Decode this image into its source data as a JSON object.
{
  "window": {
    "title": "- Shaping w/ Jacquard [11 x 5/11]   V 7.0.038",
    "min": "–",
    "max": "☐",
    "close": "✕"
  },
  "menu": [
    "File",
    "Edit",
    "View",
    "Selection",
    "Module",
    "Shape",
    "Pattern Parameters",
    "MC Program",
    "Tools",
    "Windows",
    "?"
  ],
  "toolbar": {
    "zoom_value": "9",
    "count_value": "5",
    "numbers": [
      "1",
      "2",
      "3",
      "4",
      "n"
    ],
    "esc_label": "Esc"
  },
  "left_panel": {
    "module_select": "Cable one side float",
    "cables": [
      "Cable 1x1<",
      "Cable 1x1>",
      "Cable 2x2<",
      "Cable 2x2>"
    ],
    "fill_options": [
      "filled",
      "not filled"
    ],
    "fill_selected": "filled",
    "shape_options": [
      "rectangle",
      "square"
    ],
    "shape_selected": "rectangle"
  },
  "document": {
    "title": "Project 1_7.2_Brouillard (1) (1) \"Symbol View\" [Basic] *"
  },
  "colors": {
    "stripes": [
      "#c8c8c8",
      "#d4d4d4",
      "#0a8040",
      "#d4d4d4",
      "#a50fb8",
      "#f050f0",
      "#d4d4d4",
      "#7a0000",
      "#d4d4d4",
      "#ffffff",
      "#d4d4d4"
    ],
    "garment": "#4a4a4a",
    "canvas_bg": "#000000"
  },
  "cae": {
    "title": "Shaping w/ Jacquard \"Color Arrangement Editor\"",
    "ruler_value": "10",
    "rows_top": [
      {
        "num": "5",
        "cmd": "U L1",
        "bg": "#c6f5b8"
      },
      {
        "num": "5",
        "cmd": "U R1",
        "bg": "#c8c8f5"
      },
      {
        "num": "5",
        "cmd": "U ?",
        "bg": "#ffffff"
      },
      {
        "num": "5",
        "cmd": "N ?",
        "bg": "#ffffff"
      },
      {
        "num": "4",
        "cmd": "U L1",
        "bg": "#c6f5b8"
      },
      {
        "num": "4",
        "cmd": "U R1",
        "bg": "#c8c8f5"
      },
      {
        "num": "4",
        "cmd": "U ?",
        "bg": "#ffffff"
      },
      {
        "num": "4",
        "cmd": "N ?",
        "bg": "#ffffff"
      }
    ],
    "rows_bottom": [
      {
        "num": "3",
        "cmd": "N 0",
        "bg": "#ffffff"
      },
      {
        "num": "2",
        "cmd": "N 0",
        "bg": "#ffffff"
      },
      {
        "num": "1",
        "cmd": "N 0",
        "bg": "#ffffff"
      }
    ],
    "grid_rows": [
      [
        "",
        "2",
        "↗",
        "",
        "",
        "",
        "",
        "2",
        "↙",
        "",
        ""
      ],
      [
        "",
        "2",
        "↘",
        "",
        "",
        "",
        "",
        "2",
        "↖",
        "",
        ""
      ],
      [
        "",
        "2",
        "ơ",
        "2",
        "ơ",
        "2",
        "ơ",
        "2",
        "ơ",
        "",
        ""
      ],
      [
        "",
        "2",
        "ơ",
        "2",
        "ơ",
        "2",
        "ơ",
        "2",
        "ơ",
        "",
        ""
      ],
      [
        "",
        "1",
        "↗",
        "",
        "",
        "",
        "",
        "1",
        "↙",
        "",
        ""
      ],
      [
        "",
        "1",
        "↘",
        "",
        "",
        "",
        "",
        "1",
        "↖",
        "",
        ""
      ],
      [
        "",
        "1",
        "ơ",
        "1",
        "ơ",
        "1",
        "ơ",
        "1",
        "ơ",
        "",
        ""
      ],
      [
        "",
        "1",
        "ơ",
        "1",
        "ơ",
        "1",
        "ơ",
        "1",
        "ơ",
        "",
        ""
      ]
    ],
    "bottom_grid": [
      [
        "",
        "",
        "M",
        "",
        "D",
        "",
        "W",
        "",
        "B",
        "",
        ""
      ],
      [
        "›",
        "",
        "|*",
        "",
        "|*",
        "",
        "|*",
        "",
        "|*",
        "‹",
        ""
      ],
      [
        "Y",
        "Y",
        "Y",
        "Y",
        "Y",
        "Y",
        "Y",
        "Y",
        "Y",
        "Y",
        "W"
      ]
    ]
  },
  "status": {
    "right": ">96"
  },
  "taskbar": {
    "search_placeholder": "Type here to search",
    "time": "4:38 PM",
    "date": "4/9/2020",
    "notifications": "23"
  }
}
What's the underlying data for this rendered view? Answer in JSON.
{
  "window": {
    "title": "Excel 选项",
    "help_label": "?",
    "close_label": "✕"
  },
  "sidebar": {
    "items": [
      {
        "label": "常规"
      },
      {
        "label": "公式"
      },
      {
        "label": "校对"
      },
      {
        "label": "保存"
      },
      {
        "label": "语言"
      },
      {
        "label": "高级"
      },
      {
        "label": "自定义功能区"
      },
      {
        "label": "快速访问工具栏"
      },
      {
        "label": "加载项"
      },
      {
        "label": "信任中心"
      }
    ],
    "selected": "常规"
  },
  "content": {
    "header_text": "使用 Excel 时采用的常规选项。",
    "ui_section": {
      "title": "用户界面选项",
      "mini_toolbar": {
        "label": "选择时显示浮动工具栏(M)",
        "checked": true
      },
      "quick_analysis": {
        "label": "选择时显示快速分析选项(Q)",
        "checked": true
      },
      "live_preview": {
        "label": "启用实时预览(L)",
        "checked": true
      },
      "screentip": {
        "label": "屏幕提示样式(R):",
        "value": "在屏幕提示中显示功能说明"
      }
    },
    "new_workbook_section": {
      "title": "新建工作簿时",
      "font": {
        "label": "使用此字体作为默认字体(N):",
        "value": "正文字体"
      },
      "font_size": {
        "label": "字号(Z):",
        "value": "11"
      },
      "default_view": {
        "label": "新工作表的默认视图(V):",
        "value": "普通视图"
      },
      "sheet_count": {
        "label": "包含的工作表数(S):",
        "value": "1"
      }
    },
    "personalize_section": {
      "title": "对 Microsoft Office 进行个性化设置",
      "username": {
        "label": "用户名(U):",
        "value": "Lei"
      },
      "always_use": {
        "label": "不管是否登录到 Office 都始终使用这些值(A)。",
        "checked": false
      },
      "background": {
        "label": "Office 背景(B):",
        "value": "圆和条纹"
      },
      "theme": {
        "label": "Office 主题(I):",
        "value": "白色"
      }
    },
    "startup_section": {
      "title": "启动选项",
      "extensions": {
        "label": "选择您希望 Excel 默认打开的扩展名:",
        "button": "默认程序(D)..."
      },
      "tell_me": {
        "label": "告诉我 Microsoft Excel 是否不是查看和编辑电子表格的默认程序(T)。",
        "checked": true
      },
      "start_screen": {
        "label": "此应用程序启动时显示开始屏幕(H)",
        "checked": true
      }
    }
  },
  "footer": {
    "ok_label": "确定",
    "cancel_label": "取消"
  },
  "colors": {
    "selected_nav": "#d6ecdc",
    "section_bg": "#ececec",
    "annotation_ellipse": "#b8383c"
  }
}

+ + + + +

#### Exercise details
Write out each line of the data that holds the string "Microsoft".

#### Written solution
      "title": "对 Microsoft Office 进行个性化设置",
        "label": "告诉我 Microsoft Excel 是否不是查看和编辑电子表格的默认程序(T)。",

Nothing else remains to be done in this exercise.